[EXERCISE GOAL]: Take every line where the string "state" appears and copy it.

[Dataset entries]
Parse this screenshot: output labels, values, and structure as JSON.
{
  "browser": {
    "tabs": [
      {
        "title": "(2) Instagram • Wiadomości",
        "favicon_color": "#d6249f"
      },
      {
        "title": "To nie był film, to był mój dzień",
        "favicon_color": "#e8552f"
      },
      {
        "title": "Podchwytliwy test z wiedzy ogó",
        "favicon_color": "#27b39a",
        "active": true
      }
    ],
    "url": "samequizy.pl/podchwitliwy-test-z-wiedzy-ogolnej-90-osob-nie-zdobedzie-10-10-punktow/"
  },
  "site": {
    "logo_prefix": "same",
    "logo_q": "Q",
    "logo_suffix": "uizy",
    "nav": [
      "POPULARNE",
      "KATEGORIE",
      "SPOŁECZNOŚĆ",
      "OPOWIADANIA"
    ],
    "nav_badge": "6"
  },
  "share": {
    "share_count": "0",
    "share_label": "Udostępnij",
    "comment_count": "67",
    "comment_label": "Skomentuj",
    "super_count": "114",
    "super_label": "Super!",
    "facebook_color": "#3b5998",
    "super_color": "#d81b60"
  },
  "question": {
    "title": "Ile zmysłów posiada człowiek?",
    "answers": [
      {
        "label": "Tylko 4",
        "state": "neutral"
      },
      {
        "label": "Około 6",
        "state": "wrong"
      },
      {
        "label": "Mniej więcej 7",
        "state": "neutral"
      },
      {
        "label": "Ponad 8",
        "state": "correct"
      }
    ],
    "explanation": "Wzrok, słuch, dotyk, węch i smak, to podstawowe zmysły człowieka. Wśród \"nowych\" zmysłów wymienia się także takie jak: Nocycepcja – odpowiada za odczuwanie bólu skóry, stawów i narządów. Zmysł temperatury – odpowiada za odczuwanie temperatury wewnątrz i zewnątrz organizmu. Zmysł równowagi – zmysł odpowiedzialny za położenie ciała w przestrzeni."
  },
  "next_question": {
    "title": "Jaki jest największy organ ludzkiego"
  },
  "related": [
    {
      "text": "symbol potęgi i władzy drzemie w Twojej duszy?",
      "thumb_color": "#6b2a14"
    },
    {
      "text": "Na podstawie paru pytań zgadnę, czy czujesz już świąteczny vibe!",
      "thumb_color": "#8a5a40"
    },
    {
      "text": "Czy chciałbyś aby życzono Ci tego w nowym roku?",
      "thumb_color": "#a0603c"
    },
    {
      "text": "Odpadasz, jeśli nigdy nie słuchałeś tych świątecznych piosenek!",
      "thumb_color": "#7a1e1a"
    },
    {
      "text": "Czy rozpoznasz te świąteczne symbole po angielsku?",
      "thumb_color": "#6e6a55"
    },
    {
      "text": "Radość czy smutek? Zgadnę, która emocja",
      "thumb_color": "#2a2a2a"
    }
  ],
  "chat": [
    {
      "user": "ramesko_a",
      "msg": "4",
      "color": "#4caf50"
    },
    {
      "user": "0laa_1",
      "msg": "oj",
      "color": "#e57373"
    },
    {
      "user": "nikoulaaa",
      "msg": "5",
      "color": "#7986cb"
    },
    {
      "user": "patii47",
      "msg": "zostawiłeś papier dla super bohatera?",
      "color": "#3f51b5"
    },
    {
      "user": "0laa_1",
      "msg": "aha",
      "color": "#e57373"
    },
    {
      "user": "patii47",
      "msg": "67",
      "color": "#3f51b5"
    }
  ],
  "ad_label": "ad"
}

[COMPLETE ANSWER]:
        "state": "neutral"
        "state": "wrong"
        "state": "neutral"
        "state": "correct"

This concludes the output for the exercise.